Problem requirements -> Copy every record below exactly.

Data records ->
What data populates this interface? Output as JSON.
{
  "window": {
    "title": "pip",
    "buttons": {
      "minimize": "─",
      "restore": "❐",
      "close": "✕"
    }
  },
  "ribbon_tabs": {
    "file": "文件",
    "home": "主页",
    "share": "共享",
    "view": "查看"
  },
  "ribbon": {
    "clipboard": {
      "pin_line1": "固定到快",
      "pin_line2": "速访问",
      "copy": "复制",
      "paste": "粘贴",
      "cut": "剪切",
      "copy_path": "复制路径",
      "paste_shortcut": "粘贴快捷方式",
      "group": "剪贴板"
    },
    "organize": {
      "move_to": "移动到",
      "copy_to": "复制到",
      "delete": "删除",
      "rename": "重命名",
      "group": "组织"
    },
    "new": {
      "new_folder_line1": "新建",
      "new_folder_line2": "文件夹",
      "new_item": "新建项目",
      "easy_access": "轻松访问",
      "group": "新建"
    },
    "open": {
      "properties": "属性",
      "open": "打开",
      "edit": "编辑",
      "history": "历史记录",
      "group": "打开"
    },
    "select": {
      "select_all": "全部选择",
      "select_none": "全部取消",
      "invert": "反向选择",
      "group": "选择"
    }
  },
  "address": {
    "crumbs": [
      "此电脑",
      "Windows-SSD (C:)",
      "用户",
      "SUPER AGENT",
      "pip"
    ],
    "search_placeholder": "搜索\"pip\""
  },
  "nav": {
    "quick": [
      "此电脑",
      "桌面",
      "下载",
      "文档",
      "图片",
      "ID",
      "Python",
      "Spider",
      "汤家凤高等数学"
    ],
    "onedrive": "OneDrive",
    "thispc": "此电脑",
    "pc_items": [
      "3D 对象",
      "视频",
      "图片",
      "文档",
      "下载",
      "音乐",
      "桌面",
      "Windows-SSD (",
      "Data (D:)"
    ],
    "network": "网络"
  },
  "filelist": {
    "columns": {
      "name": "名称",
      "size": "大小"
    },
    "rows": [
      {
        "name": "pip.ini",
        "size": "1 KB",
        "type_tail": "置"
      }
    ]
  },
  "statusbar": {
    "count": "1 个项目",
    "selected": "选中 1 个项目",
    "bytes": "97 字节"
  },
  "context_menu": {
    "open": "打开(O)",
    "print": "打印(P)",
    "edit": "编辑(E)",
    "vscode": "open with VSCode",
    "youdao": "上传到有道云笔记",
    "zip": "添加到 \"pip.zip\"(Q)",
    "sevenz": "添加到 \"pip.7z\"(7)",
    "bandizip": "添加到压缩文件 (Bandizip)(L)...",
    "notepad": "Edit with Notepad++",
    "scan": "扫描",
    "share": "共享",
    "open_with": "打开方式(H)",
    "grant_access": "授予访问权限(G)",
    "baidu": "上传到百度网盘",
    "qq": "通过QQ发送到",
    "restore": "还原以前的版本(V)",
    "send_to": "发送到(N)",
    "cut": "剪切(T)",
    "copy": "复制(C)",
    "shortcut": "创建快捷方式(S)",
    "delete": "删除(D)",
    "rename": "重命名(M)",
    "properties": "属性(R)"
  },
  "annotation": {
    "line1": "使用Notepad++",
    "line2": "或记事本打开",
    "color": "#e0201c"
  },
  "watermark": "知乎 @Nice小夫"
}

Response ->
What data populates this interface? Output as JSON.
{
  "window": {
    "title": "pip",
    "buttons": {
      "minimize": "─",
      "restore": "❐",
      "close": "✕"
    }
  },
  "ribbon_tabs": {
    "file": "文件",
    "home": "主页",
    "share": "共享",
    "view": "查看"
  },
  "ribbon": {
    "clipboard": {
      "pin_line1": "固定到快",
      "pin_line2": "速访问",
      "copy": "复制",
      "paste": "粘贴",
      "cut": "剪切",
      "copy_path": "复制路径",
      "paste_shortcut": "粘贴快捷方式",
      "group": "剪贴板"
    },
    "organize": {
      "move_to": "移动到",
      "copy_to": "复制到",
      "delete": "删除",
      "rename": "重命名",
      "group": "组织"
    },
    "new": {
      "new_folder_line1": "新建",
      "new_folder_line2": "文件夹",
      "new_item": "新建项目",
      "easy_access": "轻松访问",
      "group": "新建"
    },
    "open": {
      "properties": "属性",
      "open": "打开",
      "edit": "编辑",
      "history": "历史记录",
      "group": "打开"
    },
    "select": {
      "select_all": "全部选择",
      "select_none": "全部取消",
      "invert": "反向选择",
      "group": "选择"
    }
  },
  "address": {
    "crumbs": [
      "此电脑",
      "Windows-SSD (C:)",
      "用户",
      "SUPER AGENT",
      "pip"
    ],
    "search_placeholder": "搜索\"pip\""
  },
  "nav": {
    "quick": [
      "此电脑",
      "桌面",
      "下载",
      "文档",
      "图片",
      "ID",
      "Python",
      "Spider",
      "汤家凤高等数学"
    ],
    "onedrive": "OneDrive",
    "thispc": "此电脑",
    "pc_items": [
      "3D 对象",
      "视频",
      "图片",
      "文档",
      "下载",
      "音乐",
      "桌面",
      "Windows-SSD (",
      "Data (D:)"
    ],
    "network": "网络"
  },
  "filelist": {
    "columns": {
      "name": "名称",
      "size": "大小"
    },
    "rows": [
      {
        "name": "pip.ini",
        "size": "1 KB",
        "type_tail": "置"
      }
    ]
  },
  "statusbar": {
    "count": "1 个项目",
    "selected": "选中 1 个项目",
    "bytes": "97 字节"
  },
  "context_menu": {
    "open": "打开(O)",
    "print": "打印(P)",
    "edit": "编辑(E)",
    "vscode": "open with VSCode",
    "youdao": "上传到有道云笔记",
    "zip": "添加到 \"pip.zip\"(Q)",
    "sevenz": "添加到 \"pip.7z\"(7)",
    "bandizip": "添加到压缩文件 (Bandizip)(L)...",
    "notepad": "Edit with Notepad++",
    "scan": "扫描",
    "share": "共享",
    "open_with": "打开方式(H)",
    "grant_access": "授予访问权限(G)",
    "baidu": "上传到百度网盘",
    "qq": "通过QQ发送到",
    "restore": "还原以前的版本(V)",
    "send_to": "发送到(N)",
    "cut": "剪切(T)",
    "copy": "复制(C)",
    "shortcut": "创建快捷方式(S)",
    "delete": "删除(D)",
    "rename": "重命名(M)",
    "properties": "属性(R)"
  },
  "annotation": {
    "line1": "使用Notepad++",
    "line2": "或记事本打开",
    "color": "#e0201c"
  },
  "watermark": "知乎 @Nice小夫"
}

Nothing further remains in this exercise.